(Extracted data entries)
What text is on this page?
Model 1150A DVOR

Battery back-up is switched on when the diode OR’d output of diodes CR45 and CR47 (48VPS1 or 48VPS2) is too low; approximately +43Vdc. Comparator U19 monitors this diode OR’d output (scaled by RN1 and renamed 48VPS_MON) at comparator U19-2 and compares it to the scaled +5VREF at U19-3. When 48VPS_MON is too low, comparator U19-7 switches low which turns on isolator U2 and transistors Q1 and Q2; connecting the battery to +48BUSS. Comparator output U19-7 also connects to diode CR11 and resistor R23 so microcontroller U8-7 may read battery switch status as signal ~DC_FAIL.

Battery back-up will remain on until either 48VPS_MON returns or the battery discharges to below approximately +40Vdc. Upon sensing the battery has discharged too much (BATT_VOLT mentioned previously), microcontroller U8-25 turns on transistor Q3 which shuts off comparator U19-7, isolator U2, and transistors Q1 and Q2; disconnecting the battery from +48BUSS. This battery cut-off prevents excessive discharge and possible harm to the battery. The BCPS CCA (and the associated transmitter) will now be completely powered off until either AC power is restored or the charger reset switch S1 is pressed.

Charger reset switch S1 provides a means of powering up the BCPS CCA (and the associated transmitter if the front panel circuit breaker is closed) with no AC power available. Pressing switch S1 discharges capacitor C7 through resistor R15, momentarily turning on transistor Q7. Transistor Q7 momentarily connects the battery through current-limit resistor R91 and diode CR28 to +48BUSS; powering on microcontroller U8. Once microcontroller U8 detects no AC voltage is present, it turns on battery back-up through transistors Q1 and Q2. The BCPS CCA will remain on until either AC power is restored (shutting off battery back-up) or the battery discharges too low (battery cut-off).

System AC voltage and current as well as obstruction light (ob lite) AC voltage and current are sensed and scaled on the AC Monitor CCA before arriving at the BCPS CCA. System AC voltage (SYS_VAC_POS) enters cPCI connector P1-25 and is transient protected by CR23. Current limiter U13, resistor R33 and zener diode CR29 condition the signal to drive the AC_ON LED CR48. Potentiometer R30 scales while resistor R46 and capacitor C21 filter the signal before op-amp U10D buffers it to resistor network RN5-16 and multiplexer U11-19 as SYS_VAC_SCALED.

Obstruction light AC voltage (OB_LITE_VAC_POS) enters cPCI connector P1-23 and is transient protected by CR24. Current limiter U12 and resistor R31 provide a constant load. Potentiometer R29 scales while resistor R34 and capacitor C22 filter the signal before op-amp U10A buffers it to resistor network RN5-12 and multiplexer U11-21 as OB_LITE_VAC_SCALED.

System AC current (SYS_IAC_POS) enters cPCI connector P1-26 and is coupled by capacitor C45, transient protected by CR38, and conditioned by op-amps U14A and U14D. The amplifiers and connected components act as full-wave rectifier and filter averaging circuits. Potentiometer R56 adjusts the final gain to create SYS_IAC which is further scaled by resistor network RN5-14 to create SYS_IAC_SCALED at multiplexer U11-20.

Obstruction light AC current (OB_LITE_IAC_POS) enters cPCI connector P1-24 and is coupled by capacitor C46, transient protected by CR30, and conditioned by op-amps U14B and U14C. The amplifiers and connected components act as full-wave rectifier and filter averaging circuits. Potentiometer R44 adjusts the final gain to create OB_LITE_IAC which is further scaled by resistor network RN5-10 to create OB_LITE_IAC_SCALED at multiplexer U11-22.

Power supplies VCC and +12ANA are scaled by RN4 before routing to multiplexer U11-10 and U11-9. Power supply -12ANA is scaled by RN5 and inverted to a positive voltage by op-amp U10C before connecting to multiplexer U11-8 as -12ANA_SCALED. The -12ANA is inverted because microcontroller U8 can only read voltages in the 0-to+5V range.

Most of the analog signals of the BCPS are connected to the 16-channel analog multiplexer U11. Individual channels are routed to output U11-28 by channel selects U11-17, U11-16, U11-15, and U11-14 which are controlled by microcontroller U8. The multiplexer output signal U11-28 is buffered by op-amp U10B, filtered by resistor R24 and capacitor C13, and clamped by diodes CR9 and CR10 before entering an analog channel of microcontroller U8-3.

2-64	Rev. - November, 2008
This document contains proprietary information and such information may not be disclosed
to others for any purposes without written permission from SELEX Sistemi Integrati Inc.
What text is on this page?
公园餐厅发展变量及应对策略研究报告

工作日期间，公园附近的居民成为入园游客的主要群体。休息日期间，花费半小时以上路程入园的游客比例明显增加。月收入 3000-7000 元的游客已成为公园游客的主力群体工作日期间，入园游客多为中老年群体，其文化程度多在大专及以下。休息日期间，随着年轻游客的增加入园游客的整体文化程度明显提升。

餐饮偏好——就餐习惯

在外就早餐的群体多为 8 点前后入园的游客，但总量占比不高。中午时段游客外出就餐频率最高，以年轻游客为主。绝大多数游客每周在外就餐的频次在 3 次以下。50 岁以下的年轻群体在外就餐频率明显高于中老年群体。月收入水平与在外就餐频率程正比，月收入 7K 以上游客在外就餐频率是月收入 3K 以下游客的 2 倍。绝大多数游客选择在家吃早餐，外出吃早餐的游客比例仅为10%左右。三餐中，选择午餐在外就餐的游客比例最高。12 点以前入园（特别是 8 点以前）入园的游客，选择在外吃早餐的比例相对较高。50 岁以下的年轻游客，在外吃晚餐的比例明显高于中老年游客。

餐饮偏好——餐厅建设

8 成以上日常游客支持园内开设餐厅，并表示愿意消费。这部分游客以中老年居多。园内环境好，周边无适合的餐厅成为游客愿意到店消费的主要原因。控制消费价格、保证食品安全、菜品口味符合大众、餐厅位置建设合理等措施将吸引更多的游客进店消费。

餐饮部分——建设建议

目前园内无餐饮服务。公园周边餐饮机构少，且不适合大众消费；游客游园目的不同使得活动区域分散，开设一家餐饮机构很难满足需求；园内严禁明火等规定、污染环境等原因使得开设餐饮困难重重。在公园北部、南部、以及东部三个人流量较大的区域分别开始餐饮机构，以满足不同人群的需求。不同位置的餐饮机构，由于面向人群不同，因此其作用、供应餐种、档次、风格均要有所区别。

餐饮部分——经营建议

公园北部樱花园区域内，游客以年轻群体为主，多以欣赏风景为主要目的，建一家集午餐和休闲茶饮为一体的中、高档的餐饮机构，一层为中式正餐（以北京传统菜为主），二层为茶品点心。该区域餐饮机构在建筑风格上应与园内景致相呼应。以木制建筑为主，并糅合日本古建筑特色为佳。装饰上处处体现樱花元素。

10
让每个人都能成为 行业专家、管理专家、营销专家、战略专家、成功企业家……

### Stated goal
Within the material above, find the lines that contain the word "protected"; copy them.

### Result for this exercise
System AC voltage and current as well as obstruction light (ob lite) AC voltage and current are sensed and scaled on the AC Monitor CCA before arriving at the BCPS CCA. System AC voltage (SYS_VAC_POS) enters cPCI connector P1-25 and is transient protected by CR23. Current limiter U13, resistor R33 and zener diode CR29 condition the signal to drive the AC_ON LED CR48. Potentiometer R30 scales while resistor R46 and capacitor C21 filter the signal before op-amp U10D buffers it to resistor network RN5-16 and multiplexer U11-19 as SYS_VAC_SCALED.
Obstruction light AC voltage (OB_LITE_VAC_POS) enters cPCI connector P1-23 and is transient protected by CR24. Current limiter U12 and resistor R31 provide a constant load. Potentiometer R29 scales while resistor R34 and capacitor C22 filter the signal before op-amp U10A buffers it to resistor network RN5-12 and multiplexer U11-21 as OB_LITE_VAC_SCALED.
System AC current (SYS_IAC_POS) enters cPCI connector P1-26 and is coupled by capacitor C45, transient protected by CR38, and conditioned by op-amps U14A and U14D. The amplifiers and connected components act as full-wave rectifier and filter averaging circuits. Potentiometer R56 adjusts the final gain to create SYS_IAC which is further scaled by resistor network RN5-14 to create SYS_IAC_SCALED at multiplexer U11-20.
Obstruction light AC current (OB_LITE_IAC_POS) enters cPCI connector P1-24 and is coupled by capacitor C46, transient protected by CR30, and conditioned by op-amps U14B and U14C. The amplifiers and connected components act as full-wave rectifier and filter averaging circuits. Potentiometer R44 adjusts the final gain to create OB_LITE_IAC which is further scaled by resistor network RN5-10 to create OB_LITE_IAC_SCALED at multiplexer U11-22.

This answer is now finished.